[Stored records]
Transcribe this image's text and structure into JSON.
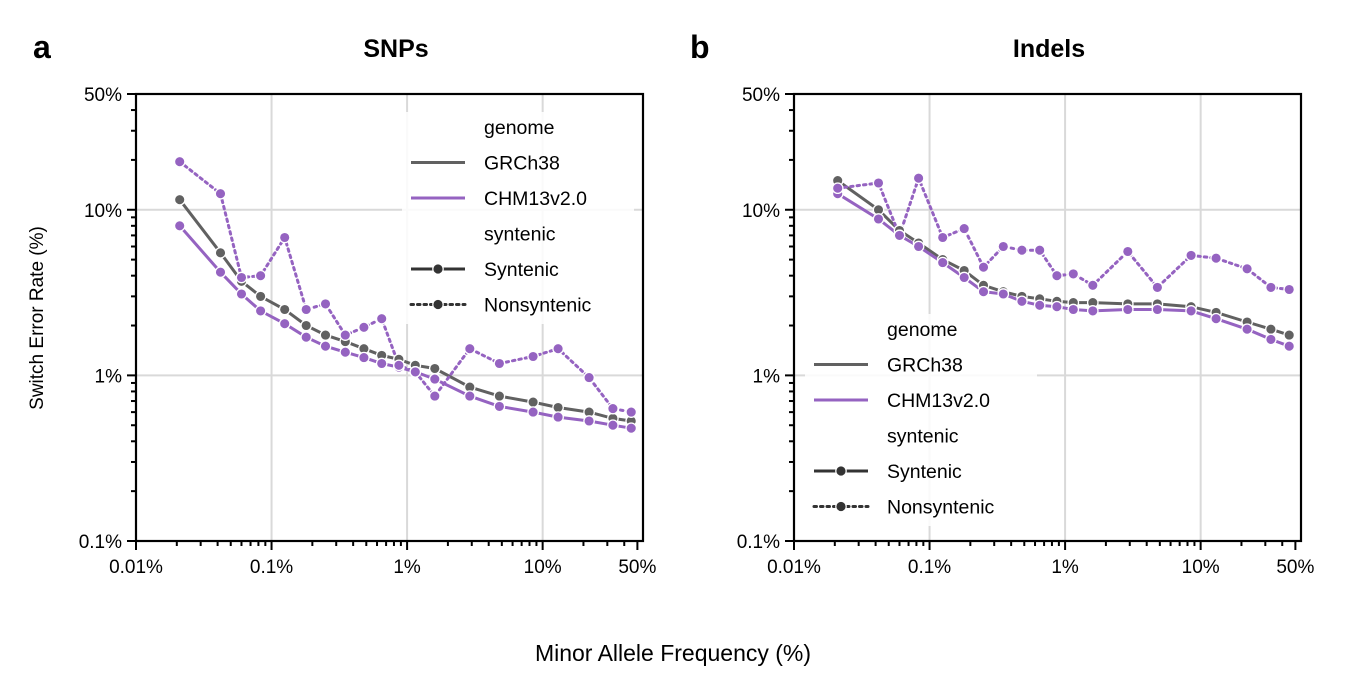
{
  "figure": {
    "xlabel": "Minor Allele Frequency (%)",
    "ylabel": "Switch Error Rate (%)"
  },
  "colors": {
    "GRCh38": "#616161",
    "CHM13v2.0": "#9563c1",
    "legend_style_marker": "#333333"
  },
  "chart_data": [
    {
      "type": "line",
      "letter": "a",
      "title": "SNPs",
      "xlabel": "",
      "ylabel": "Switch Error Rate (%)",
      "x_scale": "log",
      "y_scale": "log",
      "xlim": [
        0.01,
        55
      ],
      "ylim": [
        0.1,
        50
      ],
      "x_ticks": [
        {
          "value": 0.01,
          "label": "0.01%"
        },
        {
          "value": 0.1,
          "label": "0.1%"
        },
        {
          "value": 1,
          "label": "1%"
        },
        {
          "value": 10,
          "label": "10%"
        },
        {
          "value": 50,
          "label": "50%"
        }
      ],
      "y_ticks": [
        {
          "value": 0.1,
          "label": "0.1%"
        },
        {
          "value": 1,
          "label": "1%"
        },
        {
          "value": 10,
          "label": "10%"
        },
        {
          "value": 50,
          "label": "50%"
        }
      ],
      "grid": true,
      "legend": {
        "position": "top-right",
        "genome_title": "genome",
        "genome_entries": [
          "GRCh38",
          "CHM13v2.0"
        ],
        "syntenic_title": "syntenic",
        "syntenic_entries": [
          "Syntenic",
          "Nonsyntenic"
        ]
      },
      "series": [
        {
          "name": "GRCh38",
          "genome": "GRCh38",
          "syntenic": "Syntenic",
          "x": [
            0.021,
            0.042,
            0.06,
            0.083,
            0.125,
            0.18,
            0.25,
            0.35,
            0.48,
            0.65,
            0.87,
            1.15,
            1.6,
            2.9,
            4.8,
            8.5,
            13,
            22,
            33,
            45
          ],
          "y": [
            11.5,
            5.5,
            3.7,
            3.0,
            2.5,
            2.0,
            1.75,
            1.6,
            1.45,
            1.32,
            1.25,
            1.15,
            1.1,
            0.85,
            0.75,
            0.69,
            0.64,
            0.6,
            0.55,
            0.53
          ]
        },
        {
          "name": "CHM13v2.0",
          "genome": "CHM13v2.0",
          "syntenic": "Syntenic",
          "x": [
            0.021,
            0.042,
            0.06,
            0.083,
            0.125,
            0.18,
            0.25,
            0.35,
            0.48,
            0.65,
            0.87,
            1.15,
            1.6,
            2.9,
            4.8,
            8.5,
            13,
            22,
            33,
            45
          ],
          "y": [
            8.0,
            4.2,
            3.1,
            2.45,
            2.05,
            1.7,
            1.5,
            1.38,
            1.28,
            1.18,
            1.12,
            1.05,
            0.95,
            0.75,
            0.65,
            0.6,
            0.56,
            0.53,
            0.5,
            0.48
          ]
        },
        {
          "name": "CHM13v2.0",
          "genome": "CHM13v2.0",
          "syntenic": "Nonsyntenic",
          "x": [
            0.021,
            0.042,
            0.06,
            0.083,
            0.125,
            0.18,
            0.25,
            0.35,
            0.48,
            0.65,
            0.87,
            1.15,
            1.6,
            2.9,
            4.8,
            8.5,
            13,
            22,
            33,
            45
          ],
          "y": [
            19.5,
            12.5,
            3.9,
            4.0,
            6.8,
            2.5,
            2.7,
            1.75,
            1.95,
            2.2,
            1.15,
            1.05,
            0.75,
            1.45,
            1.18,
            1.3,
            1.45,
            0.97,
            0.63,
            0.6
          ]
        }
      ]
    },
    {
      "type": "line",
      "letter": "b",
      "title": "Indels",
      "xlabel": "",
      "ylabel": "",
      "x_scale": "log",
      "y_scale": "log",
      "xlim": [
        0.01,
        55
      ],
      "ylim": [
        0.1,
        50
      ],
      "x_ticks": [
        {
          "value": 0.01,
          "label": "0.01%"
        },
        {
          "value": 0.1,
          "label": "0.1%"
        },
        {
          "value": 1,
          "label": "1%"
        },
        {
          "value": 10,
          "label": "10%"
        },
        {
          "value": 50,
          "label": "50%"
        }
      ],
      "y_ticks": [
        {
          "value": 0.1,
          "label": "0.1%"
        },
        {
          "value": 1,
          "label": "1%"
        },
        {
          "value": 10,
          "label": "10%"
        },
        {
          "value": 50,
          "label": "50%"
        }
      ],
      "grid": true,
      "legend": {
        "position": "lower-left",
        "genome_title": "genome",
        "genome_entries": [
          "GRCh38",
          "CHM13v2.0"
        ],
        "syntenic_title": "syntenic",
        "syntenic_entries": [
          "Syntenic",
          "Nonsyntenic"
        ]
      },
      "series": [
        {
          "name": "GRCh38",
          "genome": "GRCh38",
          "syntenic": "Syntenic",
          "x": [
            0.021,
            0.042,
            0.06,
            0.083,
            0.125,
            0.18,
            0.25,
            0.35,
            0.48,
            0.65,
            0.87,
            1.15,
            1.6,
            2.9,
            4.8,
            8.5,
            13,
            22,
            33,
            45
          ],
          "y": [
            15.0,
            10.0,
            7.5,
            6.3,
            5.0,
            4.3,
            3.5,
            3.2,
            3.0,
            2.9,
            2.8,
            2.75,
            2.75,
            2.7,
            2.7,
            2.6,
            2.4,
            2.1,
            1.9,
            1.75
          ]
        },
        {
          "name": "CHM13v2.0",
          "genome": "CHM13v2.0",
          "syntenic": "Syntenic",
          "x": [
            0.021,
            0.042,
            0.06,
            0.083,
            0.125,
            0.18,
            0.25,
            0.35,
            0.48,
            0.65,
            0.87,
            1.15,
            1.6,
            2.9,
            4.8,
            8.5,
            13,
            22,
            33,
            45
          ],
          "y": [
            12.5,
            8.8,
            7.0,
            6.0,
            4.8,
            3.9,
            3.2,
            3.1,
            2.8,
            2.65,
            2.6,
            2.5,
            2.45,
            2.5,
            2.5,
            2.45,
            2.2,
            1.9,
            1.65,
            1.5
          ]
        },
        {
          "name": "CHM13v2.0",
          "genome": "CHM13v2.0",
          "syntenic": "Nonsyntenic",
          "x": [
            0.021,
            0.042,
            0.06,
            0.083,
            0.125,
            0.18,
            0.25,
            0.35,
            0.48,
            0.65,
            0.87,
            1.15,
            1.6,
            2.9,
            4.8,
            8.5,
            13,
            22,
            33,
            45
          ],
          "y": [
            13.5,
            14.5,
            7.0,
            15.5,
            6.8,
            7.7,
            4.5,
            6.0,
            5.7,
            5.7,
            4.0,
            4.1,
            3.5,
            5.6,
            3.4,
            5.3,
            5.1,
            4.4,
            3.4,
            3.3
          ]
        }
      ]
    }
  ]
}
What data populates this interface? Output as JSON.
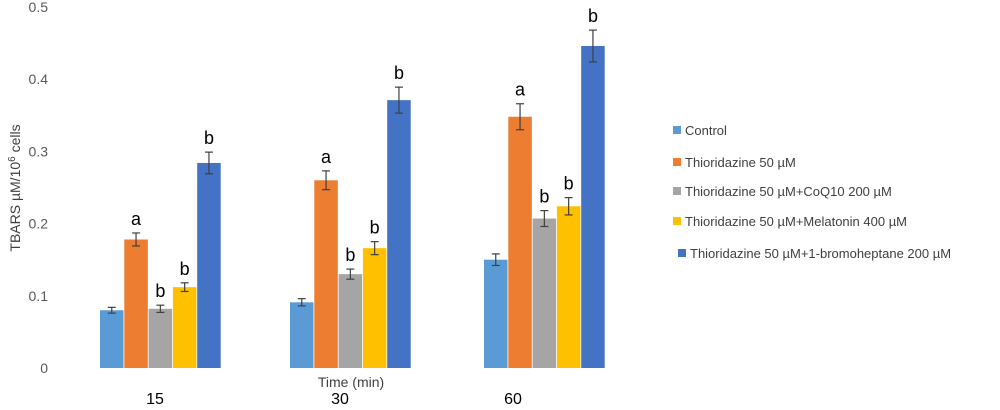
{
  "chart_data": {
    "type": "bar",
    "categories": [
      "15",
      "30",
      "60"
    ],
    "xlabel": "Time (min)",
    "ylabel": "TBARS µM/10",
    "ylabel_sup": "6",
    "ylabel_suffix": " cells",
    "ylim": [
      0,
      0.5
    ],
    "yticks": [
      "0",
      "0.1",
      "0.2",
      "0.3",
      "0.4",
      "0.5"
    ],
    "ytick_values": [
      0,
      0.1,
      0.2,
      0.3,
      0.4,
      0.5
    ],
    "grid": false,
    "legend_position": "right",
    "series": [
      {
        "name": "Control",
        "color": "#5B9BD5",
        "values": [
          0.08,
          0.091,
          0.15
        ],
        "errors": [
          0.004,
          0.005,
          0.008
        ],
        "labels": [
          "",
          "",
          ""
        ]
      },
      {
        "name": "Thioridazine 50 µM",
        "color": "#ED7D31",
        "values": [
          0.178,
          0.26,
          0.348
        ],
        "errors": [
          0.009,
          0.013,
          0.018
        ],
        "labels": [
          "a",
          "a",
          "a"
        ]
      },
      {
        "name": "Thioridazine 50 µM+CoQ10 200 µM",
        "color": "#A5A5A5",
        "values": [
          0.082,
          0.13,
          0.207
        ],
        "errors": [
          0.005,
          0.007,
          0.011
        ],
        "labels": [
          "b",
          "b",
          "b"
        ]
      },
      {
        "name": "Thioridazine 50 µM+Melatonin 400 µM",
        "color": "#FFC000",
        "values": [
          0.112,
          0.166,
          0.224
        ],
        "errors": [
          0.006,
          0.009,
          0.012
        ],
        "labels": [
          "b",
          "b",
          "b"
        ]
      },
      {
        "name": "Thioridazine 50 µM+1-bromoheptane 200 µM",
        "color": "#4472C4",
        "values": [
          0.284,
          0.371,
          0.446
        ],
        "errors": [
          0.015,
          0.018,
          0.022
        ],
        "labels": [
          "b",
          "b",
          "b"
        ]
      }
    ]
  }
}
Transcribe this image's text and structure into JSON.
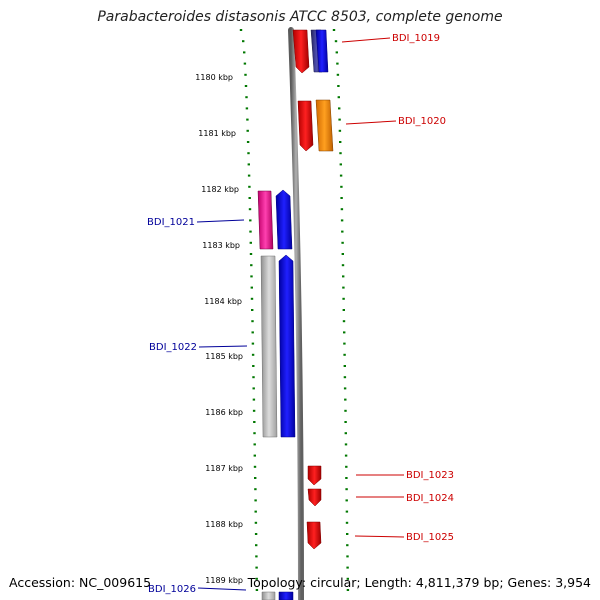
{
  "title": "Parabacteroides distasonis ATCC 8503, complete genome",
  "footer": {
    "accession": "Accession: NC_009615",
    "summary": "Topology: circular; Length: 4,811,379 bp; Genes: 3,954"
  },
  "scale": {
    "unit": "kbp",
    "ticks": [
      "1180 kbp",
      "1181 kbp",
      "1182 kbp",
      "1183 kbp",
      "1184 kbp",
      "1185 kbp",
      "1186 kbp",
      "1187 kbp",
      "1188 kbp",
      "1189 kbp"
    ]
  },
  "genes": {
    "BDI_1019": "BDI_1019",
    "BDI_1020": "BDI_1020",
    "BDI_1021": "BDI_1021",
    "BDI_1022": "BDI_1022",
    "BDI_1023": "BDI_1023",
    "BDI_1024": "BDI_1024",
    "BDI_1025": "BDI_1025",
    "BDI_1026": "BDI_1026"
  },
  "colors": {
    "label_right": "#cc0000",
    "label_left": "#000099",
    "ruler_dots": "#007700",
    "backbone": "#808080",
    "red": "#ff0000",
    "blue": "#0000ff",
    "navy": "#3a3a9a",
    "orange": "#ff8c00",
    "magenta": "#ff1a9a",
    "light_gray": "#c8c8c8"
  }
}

◆ Task instructions: Return all lines of the data in which the string "xlabel" appears.

◆ Solved exercise:
    "xlabel": "Minor Allele Frequency (%)",
      "xlabel": "",
      "xlabel": "",
    "xlabel": "Time (min)",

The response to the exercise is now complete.